[What the exercise asks] Read the data and repeat all of it exactly.

[Material for this exercise]
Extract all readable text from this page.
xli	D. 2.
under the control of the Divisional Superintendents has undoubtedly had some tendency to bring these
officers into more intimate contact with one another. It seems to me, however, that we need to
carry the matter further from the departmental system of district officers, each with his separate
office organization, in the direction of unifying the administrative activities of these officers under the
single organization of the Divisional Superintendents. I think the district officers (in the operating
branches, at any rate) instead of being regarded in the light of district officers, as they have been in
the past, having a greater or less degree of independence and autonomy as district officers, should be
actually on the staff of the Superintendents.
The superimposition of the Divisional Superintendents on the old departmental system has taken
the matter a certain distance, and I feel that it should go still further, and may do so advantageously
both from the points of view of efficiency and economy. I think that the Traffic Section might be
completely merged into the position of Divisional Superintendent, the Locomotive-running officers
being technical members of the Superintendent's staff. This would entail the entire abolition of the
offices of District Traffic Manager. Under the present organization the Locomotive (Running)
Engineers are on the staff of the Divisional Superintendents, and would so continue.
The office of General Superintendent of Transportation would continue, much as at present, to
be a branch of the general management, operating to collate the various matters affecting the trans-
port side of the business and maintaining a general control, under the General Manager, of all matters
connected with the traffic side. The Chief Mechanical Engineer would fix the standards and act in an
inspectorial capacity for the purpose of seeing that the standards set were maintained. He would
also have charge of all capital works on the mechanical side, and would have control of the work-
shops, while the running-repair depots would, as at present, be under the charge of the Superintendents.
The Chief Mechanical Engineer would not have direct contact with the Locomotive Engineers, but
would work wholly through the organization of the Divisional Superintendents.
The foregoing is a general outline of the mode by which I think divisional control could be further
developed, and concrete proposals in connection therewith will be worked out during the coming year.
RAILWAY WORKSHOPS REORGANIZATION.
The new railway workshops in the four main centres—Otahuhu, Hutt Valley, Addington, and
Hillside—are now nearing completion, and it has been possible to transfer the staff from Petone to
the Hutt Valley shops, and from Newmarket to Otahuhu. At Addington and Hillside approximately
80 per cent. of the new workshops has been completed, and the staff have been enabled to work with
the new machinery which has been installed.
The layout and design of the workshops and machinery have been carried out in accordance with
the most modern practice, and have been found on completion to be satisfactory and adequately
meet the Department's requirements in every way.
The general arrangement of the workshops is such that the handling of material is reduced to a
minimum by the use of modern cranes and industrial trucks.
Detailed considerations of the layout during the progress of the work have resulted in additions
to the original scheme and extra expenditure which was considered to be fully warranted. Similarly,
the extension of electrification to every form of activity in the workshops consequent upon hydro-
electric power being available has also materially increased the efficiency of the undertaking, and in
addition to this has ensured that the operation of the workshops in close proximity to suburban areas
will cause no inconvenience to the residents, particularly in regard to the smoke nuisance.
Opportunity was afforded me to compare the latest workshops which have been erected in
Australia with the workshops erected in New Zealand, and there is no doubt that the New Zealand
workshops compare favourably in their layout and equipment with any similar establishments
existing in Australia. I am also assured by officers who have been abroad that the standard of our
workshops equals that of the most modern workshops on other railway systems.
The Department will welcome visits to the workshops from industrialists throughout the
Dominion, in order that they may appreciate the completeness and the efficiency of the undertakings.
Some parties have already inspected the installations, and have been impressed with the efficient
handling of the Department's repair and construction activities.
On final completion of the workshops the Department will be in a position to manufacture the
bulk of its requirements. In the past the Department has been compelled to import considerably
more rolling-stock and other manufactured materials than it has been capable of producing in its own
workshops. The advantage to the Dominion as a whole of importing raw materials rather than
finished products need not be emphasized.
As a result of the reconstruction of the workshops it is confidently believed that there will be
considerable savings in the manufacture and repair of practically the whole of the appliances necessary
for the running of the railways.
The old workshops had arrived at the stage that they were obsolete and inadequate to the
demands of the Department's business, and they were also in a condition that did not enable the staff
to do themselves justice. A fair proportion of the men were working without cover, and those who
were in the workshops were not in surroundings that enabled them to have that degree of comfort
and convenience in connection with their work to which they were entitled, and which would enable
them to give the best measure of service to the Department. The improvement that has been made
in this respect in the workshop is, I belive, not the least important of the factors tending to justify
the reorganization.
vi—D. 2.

[Correct response]
Extract all readable text from this page.
xli	D. 2.
under the control of the Divisional Superintendents has undoubtedly had some tendency to bring these
officers into more intimate contact with one another. It seems to me, however, that we need to
carry the matter further from the departmental system of district officers, each with his separate
office organization, in the direction of unifying the administrative activities of these officers under the
single organization of the Divisional Superintendents. I think the district officers (in the operating
branches, at any rate) instead of being regarded in the light of district officers, as they have been in
the past, having a greater or less degree of independence and autonomy as district officers, should be
actually on the staff of the Superintendents.
The superimposition of the Divisional Superintendents on the old departmental system has taken
the matter a certain distance, and I feel that it should go still further, and may do so advantageously
both from the points of view of efficiency and economy. I think that the Traffic Section might be
completely merged into the position of Divisional Superintendent, the Locomotive-running officers
being technical members of the Superintendent's staff. This would entail the entire abolition of the
offices of District Traffic Manager. Under the present organization the Locomotive (Running)
Engineers are on the staff of the Divisional Superintendents, and would so continue.
The office of General Superintendent of Transportation would continue, much as at present, to
be a branch of the general management, operating to collate the various matters affecting the trans-
port side of the business and maintaining a general control, under the General Manager, of all matters
connected with the traffic side. The Chief Mechanical Engineer would fix the standards and act in an
inspectorial capacity for the purpose of seeing that the standards set were maintained. He would
also have charge of all capital works on the mechanical side, and would have control of the work-
shops, while the running-repair depots would, as at present, be under the charge of the Superintendents.
The Chief Mechanical Engineer would not have direct contact with the Locomotive Engineers, but
would work wholly through the organization of the Divisional Superintendents.
The foregoing is a general outline of the mode by which I think divisional control could be further
developed, and concrete proposals in connection therewith will be worked out during the coming year.
RAILWAY WORKSHOPS REORGANIZATION.
The new railway workshops in the four main centres—Otahuhu, Hutt Valley, Addington, and
Hillside—are now nearing completion, and it has been possible to transfer the staff from Petone to
the Hutt Valley shops, and from Newmarket to Otahuhu. At Addington and Hillside approximately
80 per cent. of the new workshops has been completed, and the staff have been enabled to work with
the new machinery which has been installed.
The layout and design of the workshops and machinery have been carried out in accordance with
the most modern practice, and have been found on completion to be satisfactory and adequately
meet the Department's requirements in every way.
The general arrangement of the workshops is such that the handling of material is reduced to a
minimum by the use of modern cranes and industrial trucks.
Detailed considerations of the layout during the progress of the work have resulted in additions
to the original scheme and extra expenditure which was considered to be fully warranted. Similarly,
the extension of electrification to every form of activity in the workshops consequent upon hydro-
electric power being available has also materially increased the efficiency of the undertaking, and in
addition to this has ensured that the operation of the workshops in close proximity to suburban areas
will cause no inconvenience to the residents, particularly in regard to the smoke nuisance.
Opportunity was afforded me to compare the latest workshops which have been erected in
Australia with the workshops erected in New Zealand, and there is no doubt that the New Zealand
workshops compare favourably in their layout and equipment with any similar establishments
existing in Australia. I am also assured by officers who have been abroad that the standard of our
workshops equals that of the most modern workshops on other railway systems.
The Department will welcome visits to the workshops from industrialists throughout the
Dominion, in order that they may appreciate the completeness and the efficiency of the undertakings.
Some parties have already inspected the installations, and have been impressed with the efficient
handling of the Department's repair and construction activities.
On final completion of the workshops the Department will be in a position to manufacture the
bulk of its requirements. In the past the Department has been compelled to import considerably
more rolling-stock and other manufactured materials than it has been capable of producing in its own
workshops. The advantage to the Dominion as a whole of importing raw materials rather than
finished products need not be emphasized.
As a result of the reconstruction of the workshops it is confidently believed that there will be
considerable savings in the manufacture and repair of practically the whole of the appliances necessary
for the running of the railways.
The old workshops had arrived at the stage that they were obsolete and inadequate to the
demands of the Department's business, and they were also in a condition that did not enable the staff
to do themselves justice. A fair proportion of the men were working without cover, and those who
were in the workshops were not in surroundings that enabled them to have that degree of comfort
and convenience in connection with their work to which they were entitled, and which would enable
them to give the best measure of service to the Department. The improvement that has been made
in this respect in the workshop is, I belive, not the least important of the factors tending to justify
the reorganization.
vi—D. 2.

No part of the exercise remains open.